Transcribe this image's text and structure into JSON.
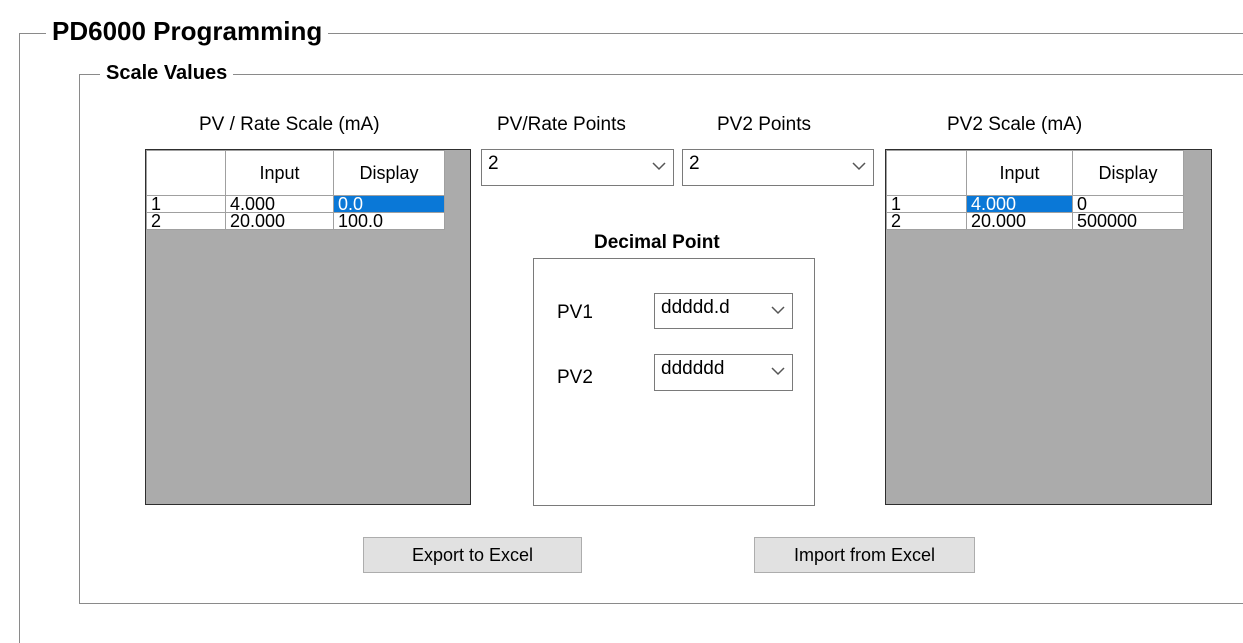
{
  "outer_group": {
    "title": "PD6000 Programming"
  },
  "scale_group": {
    "title": "Scale Values"
  },
  "pv_rate_scale": {
    "caption": "PV / Rate Scale (mA)",
    "headers": [
      "",
      "Input",
      "Display"
    ],
    "rows": [
      {
        "index": "1",
        "input": "4.000",
        "display": "0.0"
      },
      {
        "index": "2",
        "input": "20.000",
        "display": "100.0"
      }
    ]
  },
  "pv_rate_points": {
    "label": "PV/Rate Points",
    "value": "2"
  },
  "pv2_points": {
    "label": "PV2 Points",
    "value": "2"
  },
  "pv2_scale": {
    "caption": "PV2 Scale (mA)",
    "headers": [
      "",
      "Input",
      "Display"
    ],
    "rows": [
      {
        "index": "1",
        "input": "4.000",
        "display": "0"
      },
      {
        "index": "2",
        "input": "20.000",
        "display": "500000"
      }
    ]
  },
  "decimal_point": {
    "title": "Decimal Point",
    "pv1": {
      "label": "PV1",
      "value": "ddddd.d"
    },
    "pv2": {
      "label": "PV2",
      "value": "dddddd"
    }
  },
  "buttons": {
    "export": "Export to Excel",
    "import": "Import from Excel"
  },
  "colors": {
    "selection": "#0a78d7",
    "grid_background": "#ababab",
    "button_face": "#e1e1e1"
  }
}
────────
→ **Objective**: Return the material word for word. Pictures are not part of the copy.

→ **Correct result**:
Transcribe this image's text and structure into JSON.
{
  "outer_group": {
    "title": "PD6000 Programming"
  },
  "scale_group": {
    "title": "Scale Values"
  },
  "pv_rate_scale": {
    "caption": "PV / Rate Scale (mA)",
    "headers": [
      "",
      "Input",
      "Display"
    ],
    "rows": [
      {
        "index": "1",
        "input": "4.000",
        "display": "0.0"
      },
      {
        "index": "2",
        "input": "20.000",
        "display": "100.0"
      }
    ]
  },
  "pv_rate_points": {
    "label": "PV/Rate Points",
    "value": "2"
  },
  "pv2_points": {
    "label": "PV2 Points",
    "value": "2"
  },
  "pv2_scale": {
    "caption": "PV2 Scale (mA)",
    "headers": [
      "",
      "Input",
      "Display"
    ],
    "rows": [
      {
        "index": "1",
        "input": "4.000",
        "display": "0"
      },
      {
        "index": "2",
        "input": "20.000",
        "display": "500000"
      }
    ]
  },
  "decimal_point": {
    "title": "Decimal Point",
    "pv1": {
      "label": "PV1",
      "value": "ddddd.d"
    },
    "pv2": {
      "label": "PV2",
      "value": "dddddd"
    }
  },
  "buttons": {
    "export": "Export to Excel",
    "import": "Import from Excel"
  },
  "colors": {
    "selection": "#0a78d7",
    "grid_background": "#ababab",
    "button_face": "#e1e1e1"
  }
}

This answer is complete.